## Aim of the exercise
Reproduce the part that opens with the line containing "UI element localization: list" and closes with the line containing "56, 845, 87]", including both of those lines, and leave the pictures out of your answer.

## Entries supplied
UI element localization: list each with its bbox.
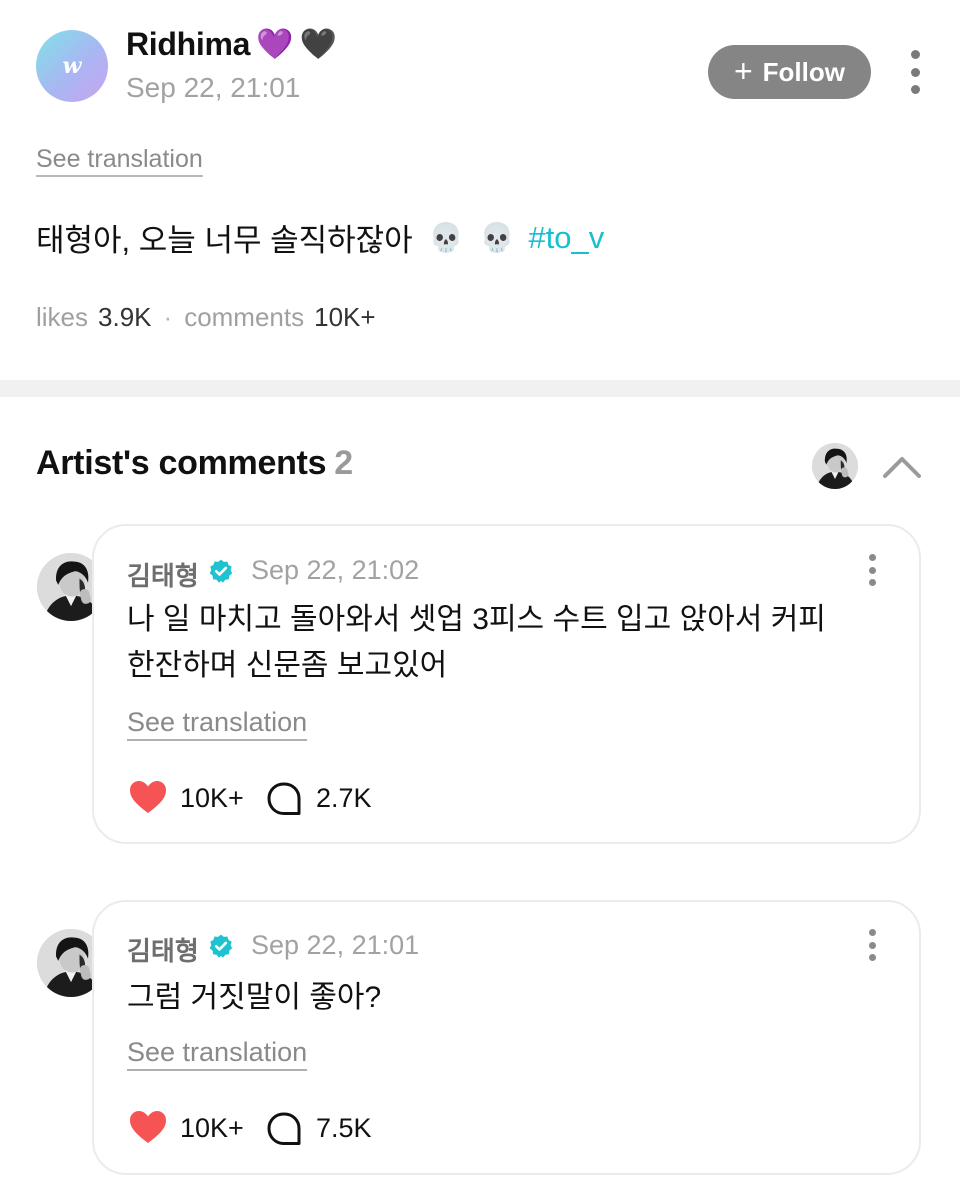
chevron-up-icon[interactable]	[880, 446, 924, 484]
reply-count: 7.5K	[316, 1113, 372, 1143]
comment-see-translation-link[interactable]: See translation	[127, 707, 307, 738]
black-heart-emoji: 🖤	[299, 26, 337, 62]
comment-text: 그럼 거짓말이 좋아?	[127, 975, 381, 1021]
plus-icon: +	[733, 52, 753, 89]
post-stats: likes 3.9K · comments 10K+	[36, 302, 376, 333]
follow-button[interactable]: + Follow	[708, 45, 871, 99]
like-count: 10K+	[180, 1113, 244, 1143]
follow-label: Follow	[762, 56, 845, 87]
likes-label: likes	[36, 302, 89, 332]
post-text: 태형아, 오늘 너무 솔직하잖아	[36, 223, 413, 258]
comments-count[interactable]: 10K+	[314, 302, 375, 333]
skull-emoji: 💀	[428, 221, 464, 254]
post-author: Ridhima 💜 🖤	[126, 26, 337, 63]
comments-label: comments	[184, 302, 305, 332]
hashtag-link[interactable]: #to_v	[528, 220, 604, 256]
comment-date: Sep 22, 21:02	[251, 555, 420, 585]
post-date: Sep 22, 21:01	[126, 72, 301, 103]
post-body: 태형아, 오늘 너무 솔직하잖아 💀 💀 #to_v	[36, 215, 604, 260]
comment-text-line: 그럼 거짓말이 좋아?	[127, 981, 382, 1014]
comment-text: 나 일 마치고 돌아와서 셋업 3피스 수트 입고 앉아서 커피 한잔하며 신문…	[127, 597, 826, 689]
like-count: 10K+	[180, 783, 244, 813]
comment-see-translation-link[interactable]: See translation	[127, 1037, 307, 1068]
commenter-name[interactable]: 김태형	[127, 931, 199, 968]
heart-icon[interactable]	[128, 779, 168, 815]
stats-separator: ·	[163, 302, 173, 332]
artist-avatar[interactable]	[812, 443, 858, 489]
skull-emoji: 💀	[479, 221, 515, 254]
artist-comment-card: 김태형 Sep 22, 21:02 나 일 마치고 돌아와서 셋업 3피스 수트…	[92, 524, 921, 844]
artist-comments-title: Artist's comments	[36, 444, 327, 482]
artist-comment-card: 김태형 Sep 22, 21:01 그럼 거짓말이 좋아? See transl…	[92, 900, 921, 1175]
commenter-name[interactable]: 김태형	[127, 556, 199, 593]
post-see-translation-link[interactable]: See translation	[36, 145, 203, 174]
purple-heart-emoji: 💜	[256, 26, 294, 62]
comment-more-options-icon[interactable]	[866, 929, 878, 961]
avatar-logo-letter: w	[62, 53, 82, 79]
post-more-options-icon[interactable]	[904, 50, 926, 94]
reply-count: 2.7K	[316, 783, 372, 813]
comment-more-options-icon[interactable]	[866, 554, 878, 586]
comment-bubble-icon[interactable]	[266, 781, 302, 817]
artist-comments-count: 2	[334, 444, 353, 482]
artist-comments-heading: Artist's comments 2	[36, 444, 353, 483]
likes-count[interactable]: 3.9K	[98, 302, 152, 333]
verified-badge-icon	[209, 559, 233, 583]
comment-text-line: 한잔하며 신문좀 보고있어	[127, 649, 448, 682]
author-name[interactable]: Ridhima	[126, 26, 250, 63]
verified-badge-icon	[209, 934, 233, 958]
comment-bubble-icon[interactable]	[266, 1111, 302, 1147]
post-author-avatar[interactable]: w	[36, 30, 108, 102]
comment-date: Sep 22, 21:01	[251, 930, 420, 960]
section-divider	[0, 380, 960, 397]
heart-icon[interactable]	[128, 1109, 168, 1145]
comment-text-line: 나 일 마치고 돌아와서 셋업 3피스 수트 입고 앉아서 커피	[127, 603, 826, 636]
...
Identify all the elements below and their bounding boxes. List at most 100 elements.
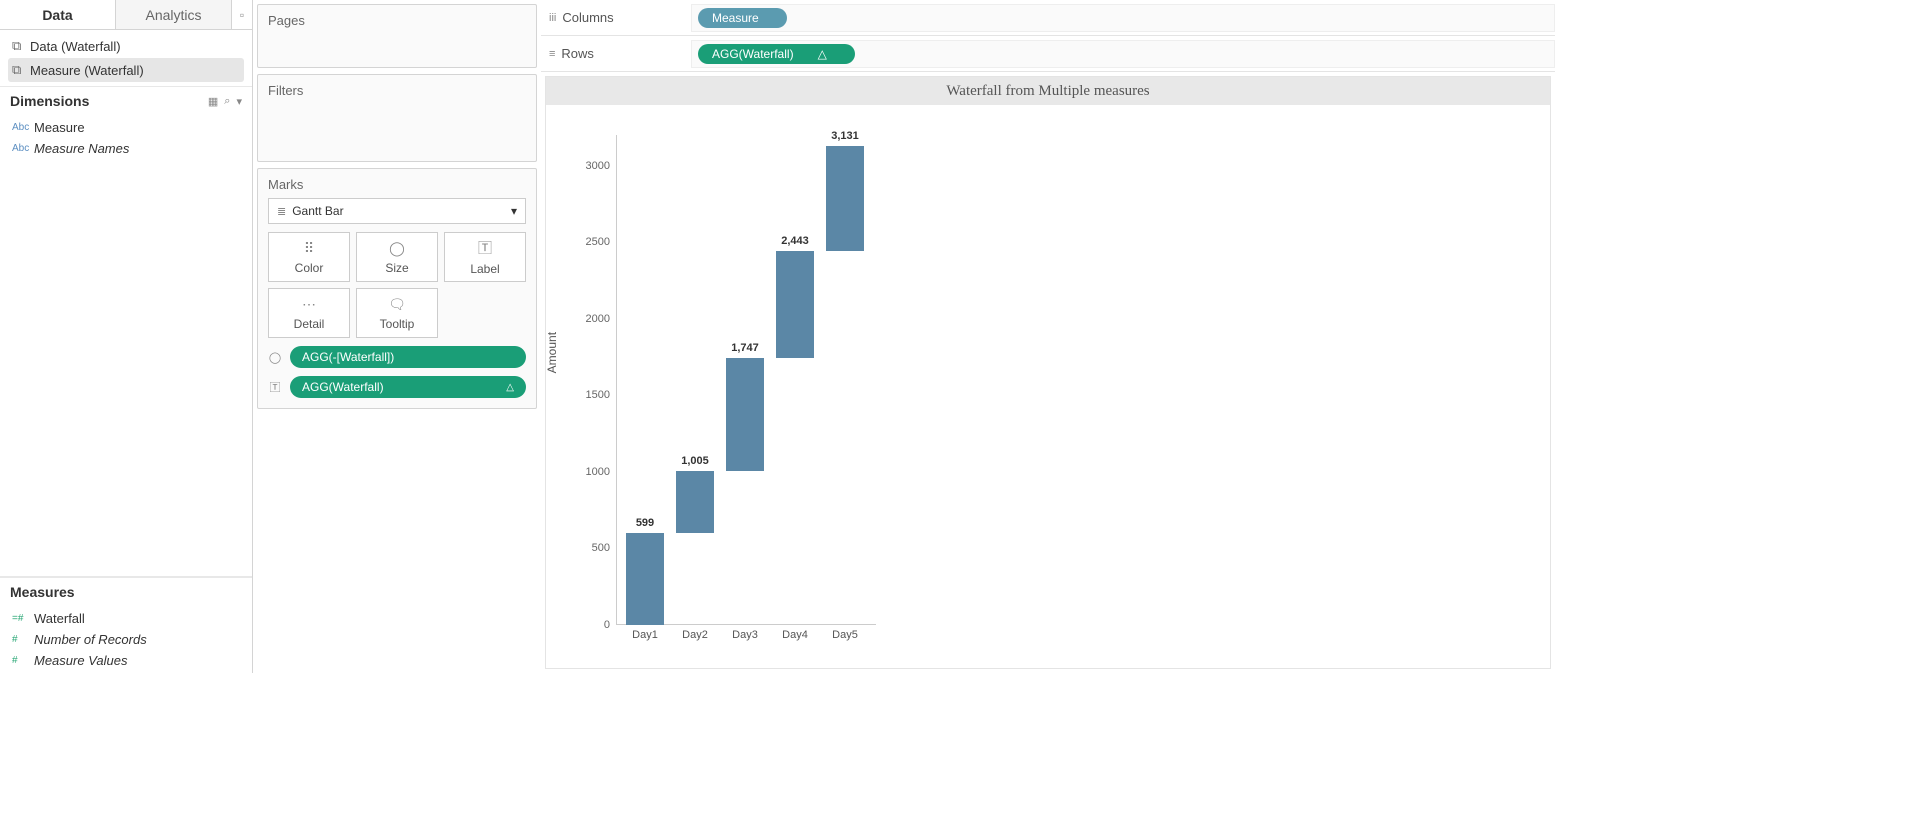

## Response for this exercise
UI element localization: list each with its bbox.
chevron-up-icon[interactable]	[880, 446, 924, 484]
reply-count: 7.5K	[316, 1113, 372, 1143]
comment-see-translation-link[interactable]: See translation	[127, 707, 307, 738]
black-heart-emoji: 🖤	[299, 26, 337, 62]
comment-text: 그럼 거짓말이 좋아?	[127, 975, 381, 1021]
plus-icon: +	[733, 52, 753, 89]
post-stats: likes 3.9K · comments 10K+	[36, 302, 376, 333]
follow-button[interactable]: + Follow	[708, 45, 871, 99]
like-count: 10K+	[180, 1113, 244, 1143]
follow-label: Follow	[762, 56, 845, 87]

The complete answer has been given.